- _Supplied information_:
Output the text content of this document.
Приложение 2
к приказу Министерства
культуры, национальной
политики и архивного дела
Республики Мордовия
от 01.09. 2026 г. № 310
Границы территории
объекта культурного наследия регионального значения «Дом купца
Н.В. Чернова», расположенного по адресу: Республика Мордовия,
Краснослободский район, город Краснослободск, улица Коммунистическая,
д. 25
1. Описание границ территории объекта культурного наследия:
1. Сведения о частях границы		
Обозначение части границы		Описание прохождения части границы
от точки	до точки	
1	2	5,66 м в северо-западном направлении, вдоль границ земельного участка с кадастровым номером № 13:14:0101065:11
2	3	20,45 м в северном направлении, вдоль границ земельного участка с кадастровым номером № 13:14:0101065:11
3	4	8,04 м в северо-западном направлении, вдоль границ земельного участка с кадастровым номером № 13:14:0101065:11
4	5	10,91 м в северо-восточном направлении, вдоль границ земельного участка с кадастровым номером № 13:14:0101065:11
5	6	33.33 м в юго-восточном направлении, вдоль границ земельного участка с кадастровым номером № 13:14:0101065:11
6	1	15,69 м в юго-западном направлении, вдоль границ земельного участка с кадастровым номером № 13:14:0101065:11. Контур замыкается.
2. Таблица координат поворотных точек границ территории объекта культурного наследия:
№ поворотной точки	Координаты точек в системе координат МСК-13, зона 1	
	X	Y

- _Written instruction_:
Count each line with "наследия" in it and report that figure by itself.

- _Full response_:
3